• Exercise directions: All of the data below should be written out exactly.
** BEGIN **
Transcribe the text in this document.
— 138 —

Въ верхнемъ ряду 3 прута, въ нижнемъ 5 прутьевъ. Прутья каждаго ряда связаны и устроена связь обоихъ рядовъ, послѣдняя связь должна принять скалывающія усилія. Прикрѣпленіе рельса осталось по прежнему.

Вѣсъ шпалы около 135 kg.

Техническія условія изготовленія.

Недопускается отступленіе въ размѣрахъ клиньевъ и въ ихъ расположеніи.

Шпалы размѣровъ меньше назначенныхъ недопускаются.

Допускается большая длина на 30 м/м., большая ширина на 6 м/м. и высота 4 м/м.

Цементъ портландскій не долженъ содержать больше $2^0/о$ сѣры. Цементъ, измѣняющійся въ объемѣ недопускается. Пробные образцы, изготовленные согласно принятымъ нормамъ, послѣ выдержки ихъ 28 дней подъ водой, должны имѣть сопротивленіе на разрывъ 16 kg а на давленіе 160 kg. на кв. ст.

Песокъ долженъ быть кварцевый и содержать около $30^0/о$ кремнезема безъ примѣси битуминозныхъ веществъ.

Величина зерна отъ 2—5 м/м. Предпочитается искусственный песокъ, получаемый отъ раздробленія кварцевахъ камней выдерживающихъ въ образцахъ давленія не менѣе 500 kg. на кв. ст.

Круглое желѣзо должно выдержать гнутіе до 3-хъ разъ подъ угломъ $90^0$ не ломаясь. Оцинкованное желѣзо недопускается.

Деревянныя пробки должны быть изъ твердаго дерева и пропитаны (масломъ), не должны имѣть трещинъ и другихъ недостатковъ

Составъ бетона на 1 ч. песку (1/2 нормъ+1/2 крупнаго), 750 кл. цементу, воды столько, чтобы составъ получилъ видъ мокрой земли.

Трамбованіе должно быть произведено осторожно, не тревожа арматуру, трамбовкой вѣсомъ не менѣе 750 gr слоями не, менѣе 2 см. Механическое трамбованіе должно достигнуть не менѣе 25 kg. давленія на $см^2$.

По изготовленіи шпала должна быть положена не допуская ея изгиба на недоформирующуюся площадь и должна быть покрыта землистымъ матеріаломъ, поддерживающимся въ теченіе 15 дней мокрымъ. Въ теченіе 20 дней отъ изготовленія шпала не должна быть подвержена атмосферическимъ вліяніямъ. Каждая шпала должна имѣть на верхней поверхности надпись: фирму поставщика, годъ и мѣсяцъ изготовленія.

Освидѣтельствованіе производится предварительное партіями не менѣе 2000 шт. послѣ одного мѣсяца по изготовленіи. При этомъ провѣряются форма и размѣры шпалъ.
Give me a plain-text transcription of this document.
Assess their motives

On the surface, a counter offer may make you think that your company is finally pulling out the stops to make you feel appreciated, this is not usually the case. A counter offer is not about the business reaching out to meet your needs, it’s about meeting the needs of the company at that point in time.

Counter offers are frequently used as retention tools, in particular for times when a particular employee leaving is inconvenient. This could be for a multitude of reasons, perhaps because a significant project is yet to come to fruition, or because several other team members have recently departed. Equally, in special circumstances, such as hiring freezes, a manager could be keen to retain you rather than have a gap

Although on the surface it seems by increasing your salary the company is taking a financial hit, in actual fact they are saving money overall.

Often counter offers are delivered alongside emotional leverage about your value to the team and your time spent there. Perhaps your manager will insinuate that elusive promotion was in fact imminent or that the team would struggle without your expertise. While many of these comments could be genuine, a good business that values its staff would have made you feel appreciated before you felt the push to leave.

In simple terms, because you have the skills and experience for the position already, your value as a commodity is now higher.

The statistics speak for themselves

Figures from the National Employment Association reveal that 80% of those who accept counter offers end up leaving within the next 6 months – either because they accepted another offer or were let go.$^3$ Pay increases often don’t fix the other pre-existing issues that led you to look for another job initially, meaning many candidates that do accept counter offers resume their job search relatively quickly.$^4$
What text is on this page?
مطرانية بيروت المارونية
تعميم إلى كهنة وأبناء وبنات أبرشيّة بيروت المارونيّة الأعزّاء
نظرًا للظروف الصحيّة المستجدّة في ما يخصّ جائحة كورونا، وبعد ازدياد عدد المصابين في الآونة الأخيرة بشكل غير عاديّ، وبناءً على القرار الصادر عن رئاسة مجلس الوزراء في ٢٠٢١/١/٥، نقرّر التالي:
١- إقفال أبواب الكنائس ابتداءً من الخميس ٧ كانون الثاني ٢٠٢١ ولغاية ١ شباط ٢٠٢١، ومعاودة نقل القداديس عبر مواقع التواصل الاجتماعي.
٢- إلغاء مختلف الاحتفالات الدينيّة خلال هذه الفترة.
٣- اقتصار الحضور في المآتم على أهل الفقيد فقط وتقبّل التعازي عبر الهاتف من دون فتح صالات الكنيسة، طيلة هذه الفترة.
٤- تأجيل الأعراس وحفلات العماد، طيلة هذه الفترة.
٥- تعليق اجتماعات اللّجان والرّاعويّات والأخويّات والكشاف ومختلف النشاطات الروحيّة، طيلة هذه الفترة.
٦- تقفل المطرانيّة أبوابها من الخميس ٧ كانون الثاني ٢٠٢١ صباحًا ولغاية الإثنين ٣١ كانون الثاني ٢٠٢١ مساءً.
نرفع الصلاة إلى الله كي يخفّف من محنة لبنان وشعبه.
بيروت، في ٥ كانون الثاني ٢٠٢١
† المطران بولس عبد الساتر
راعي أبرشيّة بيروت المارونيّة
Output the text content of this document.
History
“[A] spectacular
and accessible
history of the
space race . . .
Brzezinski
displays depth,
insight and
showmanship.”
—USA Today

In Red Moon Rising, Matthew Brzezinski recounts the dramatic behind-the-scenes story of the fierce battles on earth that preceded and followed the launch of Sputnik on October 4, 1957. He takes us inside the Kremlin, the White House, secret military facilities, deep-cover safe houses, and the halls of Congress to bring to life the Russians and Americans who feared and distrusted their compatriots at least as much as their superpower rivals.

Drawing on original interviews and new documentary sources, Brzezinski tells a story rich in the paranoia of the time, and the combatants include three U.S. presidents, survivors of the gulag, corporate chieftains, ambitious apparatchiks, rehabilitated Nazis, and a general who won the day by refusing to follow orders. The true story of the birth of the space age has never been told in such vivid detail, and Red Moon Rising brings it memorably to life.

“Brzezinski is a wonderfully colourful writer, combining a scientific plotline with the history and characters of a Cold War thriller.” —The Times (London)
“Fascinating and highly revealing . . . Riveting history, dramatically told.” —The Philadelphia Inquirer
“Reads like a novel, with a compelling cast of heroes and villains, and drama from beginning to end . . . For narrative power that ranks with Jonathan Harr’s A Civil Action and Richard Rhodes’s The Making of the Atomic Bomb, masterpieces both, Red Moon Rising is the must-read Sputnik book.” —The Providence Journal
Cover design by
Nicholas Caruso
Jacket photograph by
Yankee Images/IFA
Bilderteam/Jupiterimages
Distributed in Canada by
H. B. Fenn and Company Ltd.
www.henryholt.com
** END **
• Answer to the task:
Transcribe the text in this document.
— 138 —

Въ верхнемъ ряду 3 прута, въ нижнемъ 5 прутьевъ. Прутья каждаго ряда связаны и устроена связь обоихъ рядовъ, послѣдняя связь должна принять скалывающія усилія. Прикрѣпленіе рельса осталось по прежнему.

Вѣсъ шпалы около 135 kg.

Техническія условія изготовленія.

Недопускается отступленіе въ размѣрахъ клиньевъ и въ ихъ расположеніи.

Шпалы размѣровъ меньше назначенныхъ недопускаются.

Допускается большая длина на 30 м/м., большая ширина на 6 м/м. и высота 4 м/м.

Цементъ портландскій не долженъ содержать больше $2^0/о$ сѣры. Цементъ, измѣняющійся въ объемѣ недопускается. Пробные образцы, изготовленные согласно принятымъ нормамъ, послѣ выдержки ихъ 28 дней подъ водой, должны имѣть сопротивленіе на разрывъ 16 kg а на давленіе 160 kg. на кв. ст.

Песокъ долженъ быть кварцевый и содержать около $30^0/о$ кремнезема безъ примѣси битуминозныхъ веществъ.

Величина зерна отъ 2—5 м/м. Предпочитается искусственный песокъ, получаемый отъ раздробленія кварцевахъ камней выдерживающихъ въ образцахъ давленія не менѣе 500 kg. на кв. ст.

Круглое желѣзо должно выдержать гнутіе до 3-хъ разъ подъ угломъ $90^0$ не ломаясь. Оцинкованное желѣзо недопускается.

Деревянныя пробки должны быть изъ твердаго дерева и пропитаны (масломъ), не должны имѣть трещинъ и другихъ недостатковъ

Составъ бетона на 1 ч. песку (1/2 нормъ+1/2 крупнаго), 750 кл. цементу, воды столько, чтобы составъ получилъ видъ мокрой земли.

Трамбованіе должно быть произведено осторожно, не тревожа арматуру, трамбовкой вѣсомъ не менѣе 750 gr слоями не, менѣе 2 см. Механическое трамбованіе должно достигнуть не менѣе 25 kg. давленія на $см^2$.

По изготовленіи шпала должна быть положена не допуская ея изгиба на недоформирующуюся площадь и должна быть покрыта землистымъ матеріаломъ, поддерживающимся въ теченіе 15 дней мокрымъ. Въ теченіе 20 дней отъ изготовленія шпала не должна быть подвержена атмосферическимъ вліяніямъ. Каждая шпала должна имѣть на верхней поверхности надпись: фирму поставщика, годъ и мѣсяцъ изготовленія.

Освидѣтельствованіе производится предварительное партіями не менѣе 2000 шт. послѣ одного мѣсяца по изготовленіи. При этомъ провѣряются форма и размѣры шпалъ.
Give me a plain-text transcription of this document.
Assess their motives

On the surface, a counter offer may make you think that your company is finally pulling out the stops to make you feel appreciated, this is not usually the case. A counter offer is not about the business reaching out to meet your needs, it’s about meeting the needs of the company at that point in time.

Counter offers are frequently used as retention tools, in particular for times when a particular employee leaving is inconvenient. This could be for a multitude of reasons, perhaps because a significant project is yet to come to fruition, or because several other team members have recently departed. Equally, in special circumstances, such as hiring freezes, a manager could be keen to retain you rather than have a gap

Although on the surface it seems by increasing your salary the company is taking a financial hit, in actual fact they are saving money overall.

Often counter offers are delivered alongside emotional leverage about your value to the team and your time spent there. Perhaps your manager will insinuate that elusive promotion was in fact imminent or that the team would struggle without your expertise. While many of these comments could be genuine, a good business that values its staff would have made you feel appreciated before you felt the push to leave.

In simple terms, because you have the skills and experience for the position already, your value as a commodity is now higher.

The statistics speak for themselves

Figures from the National Employment Association reveal that 80% of those who accept counter offers end up leaving within the next 6 months – either because they accepted another offer or were let go.$^3$ Pay increases often don’t fix the other pre-existing issues that led you to look for another job initially, meaning many candidates that do accept counter offers resume their job search relatively quickly.$^4$
What text is on this page?
مطرانية بيروت المارونية
تعميم إلى كهنة وأبناء وبنات أبرشيّة بيروت المارونيّة الأعزّاء
نظرًا للظروف الصحيّة المستجدّة في ما يخصّ جائحة كورونا، وبعد ازدياد عدد المصابين في الآونة الأخيرة بشكل غير عاديّ، وبناءً على القرار الصادر عن رئاسة مجلس الوزراء في ٢٠٢١/١/٥، نقرّر التالي:
١- إقفال أبواب الكنائس ابتداءً من الخميس ٧ كانون الثاني ٢٠٢١ ولغاية ١ شباط ٢٠٢١، ومعاودة نقل القداديس عبر مواقع التواصل الاجتماعي.
٢- إلغاء مختلف الاحتفالات الدينيّة خلال هذه الفترة.
٣- اقتصار الحضور في المآتم على أهل الفقيد فقط وتقبّل التعازي عبر الهاتف من دون فتح صالات الكنيسة، طيلة هذه الفترة.
٤- تأجيل الأعراس وحفلات العماد، طيلة هذه الفترة.
٥- تعليق اجتماعات اللّجان والرّاعويّات والأخويّات والكشاف ومختلف النشاطات الروحيّة، طيلة هذه الفترة.
٦- تقفل المطرانيّة أبوابها من الخميس ٧ كانون الثاني ٢٠٢١ صباحًا ولغاية الإثنين ٣١ كانون الثاني ٢٠٢١ مساءً.
نرفع الصلاة إلى الله كي يخفّف من محنة لبنان وشعبه.
بيروت، في ٥ كانون الثاني ٢٠٢١
† المطران بولس عبد الساتر
راعي أبرشيّة بيروت المارونيّة
Output the text content of this document.
History
“[A] spectacular
and accessible
history of the
space race . . .
Brzezinski
displays depth,
insight and
showmanship.”
—USA Today

In Red Moon Rising, Matthew Brzezinski recounts the dramatic behind-the-scenes story of the fierce battles on earth that preceded and followed the launch of Sputnik on October 4, 1957. He takes us inside the Kremlin, the White House, secret military facilities, deep-cover safe houses, and the halls of Congress to bring to life the Russians and Americans who feared and distrusted their compatriots at least as much as their superpower rivals.

Drawing on original interviews and new documentary sources, Brzezinski tells a story rich in the paranoia of the time, and the combatants include three U.S. presidents, survivors of the gulag, corporate chieftains, ambitious apparatchiks, rehabilitated Nazis, and a general who won the day by refusing to follow orders. The true story of the birth of the space age has never been told in such vivid detail, and Red Moon Rising brings it memorably to life.

“Brzezinski is a wonderfully colourful writer, combining a scientific plotline with the history and characters of a Cold War thriller.” —The Times (London)
“Fascinating and highly revealing . . . Riveting history, dramatically told.” —The Philadelphia Inquirer
“Reads like a novel, with a compelling cast of heroes and villains, and drama from beginning to end . . . For narrative power that ranks with Jonathan Harr’s A Civil Action and Richard Rhodes’s The Making of the Atomic Bomb, masterpieces both, Red Moon Rising is the must-read Sputnik book.” —The Providence Journal
Cover design by
Nicholas Caruso
Jacket photograph by
Yankee Images/IFA
Bilderteam/Jupiterimages
Distributed in Canada by
H. B. Fenn and Company Ltd.
www.henryholt.com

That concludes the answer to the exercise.